◆ GOAL
Extract each line of the material that follows exactly and omit its pictures.

◆ TASK DATA
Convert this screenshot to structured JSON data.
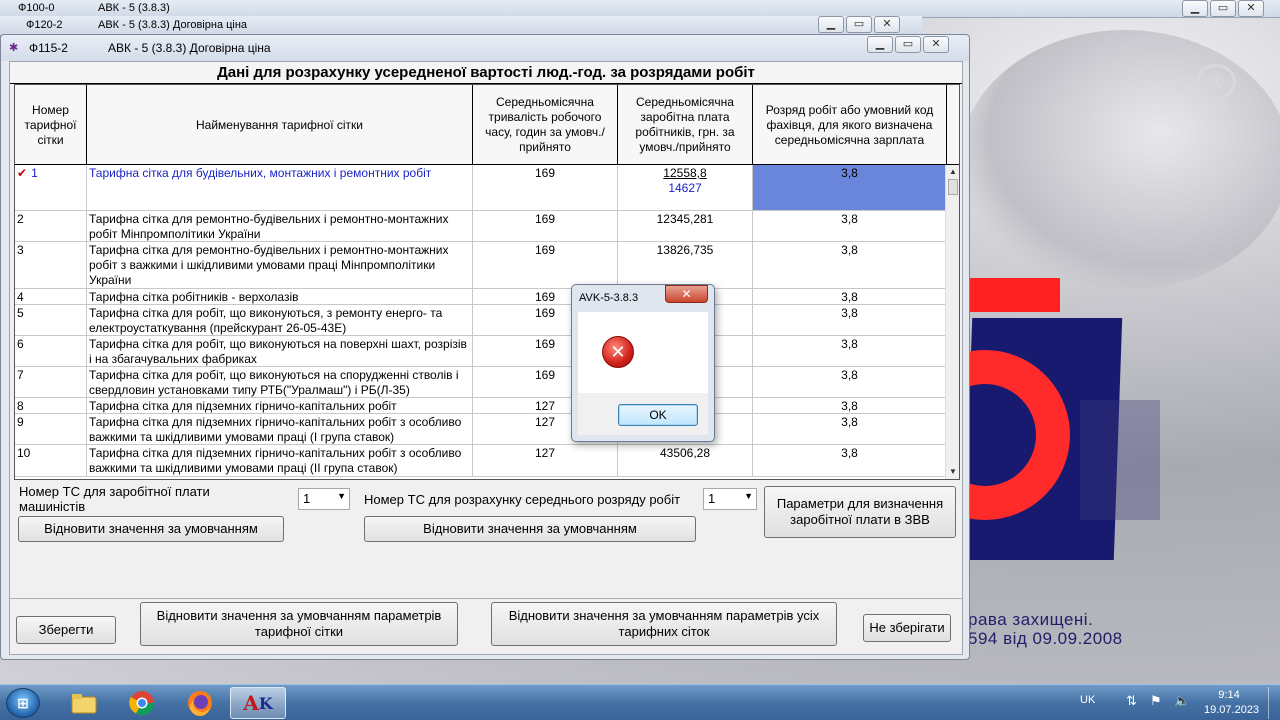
{
  "desktop": {
    "bg_text_line1": "рава захищені.",
    "bg_text_line2": "594 від 09.09.2008"
  },
  "background_windows": [
    {
      "form": "Ф100-0",
      "title": "АВК - 5 (3.8.3)"
    },
    {
      "form": "Ф120-2",
      "title": "АВК - 5 (3.8.3)  Договірна ціна"
    }
  ],
  "main_window": {
    "form": "Ф115-2",
    "title": "АВК - 5 (3.8.3)  Договірна ціна",
    "heading": "Дані для розрахунку усередненої вартості люд.-год. за розрядами робіт",
    "columns": [
      "Номер тарифної сітки",
      "Найменування тарифної сітки",
      "Середньомісячна тривалість робочого часу, годин за умовч./прийнято",
      "Середньомісячна заробітна плата робітників, грн. за умовч./прийнято",
      "Розряд робіт або умовний код фахівця, для якого визначена середньомісячна зарплата"
    ],
    "rows": [
      {
        "num": "1",
        "name": "Тарифна сітка для будівельних, монтажних і ремонтних робіт",
        "hours": "169",
        "salary": "12558,8",
        "salary2": "14627",
        "grade": "3,8"
      },
      {
        "num": "2",
        "name": "Тарифна сітка для ремонтно-будівельних і ремонтно-монтажних робіт Мінпромполітики України",
        "hours": "169",
        "salary": "12345,281",
        "grade": "3,8"
      },
      {
        "num": "3",
        "name": "Тарифна сітка для ремонтно-будівельних і ремонтно-монтажних робіт з важкими і шкідливими умовами праці Мінпромполітики України",
        "hours": "169",
        "salary": "13826,735",
        "grade": "3,8"
      },
      {
        "num": "4",
        "name": "Тарифна сітка робітників - верхолазів",
        "hours": "169",
        "salary": "",
        "grade": "3,8"
      },
      {
        "num": "5",
        "name": "Тарифна сітка для робіт, що виконуються, з ремонту енерго- та електроустаткування (прейскурант 26-05-43Е)",
        "hours": "169",
        "salary": "",
        "grade": "3,8"
      },
      {
        "num": "6",
        "name": "Тарифна сітка для робіт, що виконуються на поверхні шахт, розрізів і на збагачувальних фабриках",
        "hours": "169",
        "salary": "",
        "grade": "3,8"
      },
      {
        "num": "7",
        "name": "Тарифна сітка для робіт, що виконуються на спорудженні стволів і свердловин установками типу РТБ(\"Уралмаш\") і РБ(Л-35)",
        "hours": "169",
        "salary": "",
        "grade": "3,8"
      },
      {
        "num": "8",
        "name": "Тарифна сітка для підземних гірничо-капітальних робіт",
        "hours": "127",
        "salary": "",
        "grade": "3,8"
      },
      {
        "num": "9",
        "name": "Тарифна сітка для підземних гірничо-капітальних робіт з особливо важкими та шкідливими умовами праці (І група ставок)",
        "hours": "127",
        "salary": "",
        "grade": "3,8"
      },
      {
        "num": "10",
        "name": "Тарифна сітка для підземних гірничо-капітальних робіт з особливо важкими та шкідливими умовами праці (ІІ група ставок)",
        "hours": "127",
        "salary": "43506,28",
        "grade": "3,8"
      }
    ],
    "machinist_label": "Номер ТС для заробітної плати машиністів",
    "machinist_value": "1",
    "avg_grade_label": "Номер ТС для розрахунку середнього розряду робіт",
    "avg_grade_value": "1",
    "restore_defaults": "Відновити значення за умовчанням",
    "restore_defaults2": "Відновити значення за умовчанням",
    "params_zvv": "Параметри для визначення заробітної плати в ЗВВ",
    "save": "Зберегти",
    "restore_grid": "Відновити значення за умовчанням параметрів тарифної сітки",
    "restore_all": "Відновити значення за умовчанням параметрів усіх тарифних сіток",
    "dont_save": "Не зберігати"
  },
  "dialog": {
    "title": "AVK-5-3.8.3",
    "ok": "OK"
  },
  "taskbar": {
    "lang": "UK",
    "time": "9:14",
    "date": "19.07.2023"
  }
}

◆ SOLUTION
Convert this screenshot to structured JSON data.
{
  "desktop": {
    "bg_text_line1": "рава захищені.",
    "bg_text_line2": "594 від 09.09.2008"
  },
  "background_windows": [
    {
      "form": "Ф100-0",
      "title": "АВК - 5 (3.8.3)"
    },
    {
      "form": "Ф120-2",
      "title": "АВК - 5 (3.8.3)  Договірна ціна"
    }
  ],
  "main_window": {
    "form": "Ф115-2",
    "title": "АВК - 5 (3.8.3)  Договірна ціна",
    "heading": "Дані для розрахунку усередненої вартості люд.-год. за розрядами робіт",
    "columns": [
      "Номер тарифної сітки",
      "Найменування тарифної сітки",
      "Середньомісячна тривалість робочого часу, годин за умовч./прийнято",
      "Середньомісячна заробітна плата робітників, грн. за умовч./прийнято",
      "Розряд робіт або умовний код фахівця, для якого визначена середньомісячна зарплата"
    ],
    "rows": [
      {
        "num": "1",
        "name": "Тарифна сітка для будівельних, монтажних і ремонтних робіт",
        "hours": "169",
        "salary": "12558,8",
        "salary2": "14627",
        "grade": "3,8"
      },
      {
        "num": "2",
        "name": "Тарифна сітка для ремонтно-будівельних і ремонтно-монтажних робіт Мінпромполітики України",
        "hours": "169",
        "salary": "12345,281",
        "grade": "3,8"
      },
      {
        "num": "3",
        "name": "Тарифна сітка для ремонтно-будівельних і ремонтно-монтажних робіт з важкими і шкідливими умовами праці Мінпромполітики України",
        "hours": "169",
        "salary": "13826,735",
        "grade": "3,8"
      },
      {
        "num": "4",
        "name": "Тарифна сітка робітників - верхолазів",
        "hours": "169",
        "salary": "",
        "grade": "3,8"
      },
      {
        "num": "5",
        "name": "Тарифна сітка для робіт, що виконуються, з ремонту енерго- та електроустаткування (прейскурант 26-05-43Е)",
        "hours": "169",
        "salary": "",
        "grade": "3,8"
      },
      {
        "num": "6",
        "name": "Тарифна сітка для робіт, що виконуються на поверхні шахт, розрізів і на збагачувальних фабриках",
        "hours": "169",
        "salary": "",
        "grade": "3,8"
      },
      {
        "num": "7",
        "name": "Тарифна сітка для робіт, що виконуються на спорудженні стволів і свердловин установками типу РТБ(\"Уралмаш\") і РБ(Л-35)",
        "hours": "169",
        "salary": "",
        "grade": "3,8"
      },
      {
        "num": "8",
        "name": "Тарифна сітка для підземних гірничо-капітальних робіт",
        "hours": "127",
        "salary": "",
        "grade": "3,8"
      },
      {
        "num": "9",
        "name": "Тарифна сітка для підземних гірничо-капітальних робіт з особливо важкими та шкідливими умовами праці (І група ставок)",
        "hours": "127",
        "salary": "",
        "grade": "3,8"
      },
      {
        "num": "10",
        "name": "Тарифна сітка для підземних гірничо-капітальних робіт з особливо важкими та шкідливими умовами праці (ІІ група ставок)",
        "hours": "127",
        "salary": "43506,28",
        "grade": "3,8"
      }
    ],
    "machinist_label": "Номер ТС для заробітної плати машиністів",
    "machinist_value": "1",
    "avg_grade_label": "Номер ТС для розрахунку середнього розряду робіт",
    "avg_grade_value": "1",
    "restore_defaults": "Відновити значення за умовчанням",
    "restore_defaults2": "Відновити значення за умовчанням",
    "params_zvv": "Параметри для визначення заробітної плати в ЗВВ",
    "save": "Зберегти",
    "restore_grid": "Відновити значення за умовчанням параметрів тарифної сітки",
    "restore_all": "Відновити значення за умовчанням параметрів усіх тарифних сіток",
    "dont_save": "Не зберігати"
  },
  "dialog": {
    "title": "AVK-5-3.8.3",
    "ok": "OK"
  },
  "taskbar": {
    "lang": "UK",
    "time": "9:14",
    "date": "19.07.2023"
  }
}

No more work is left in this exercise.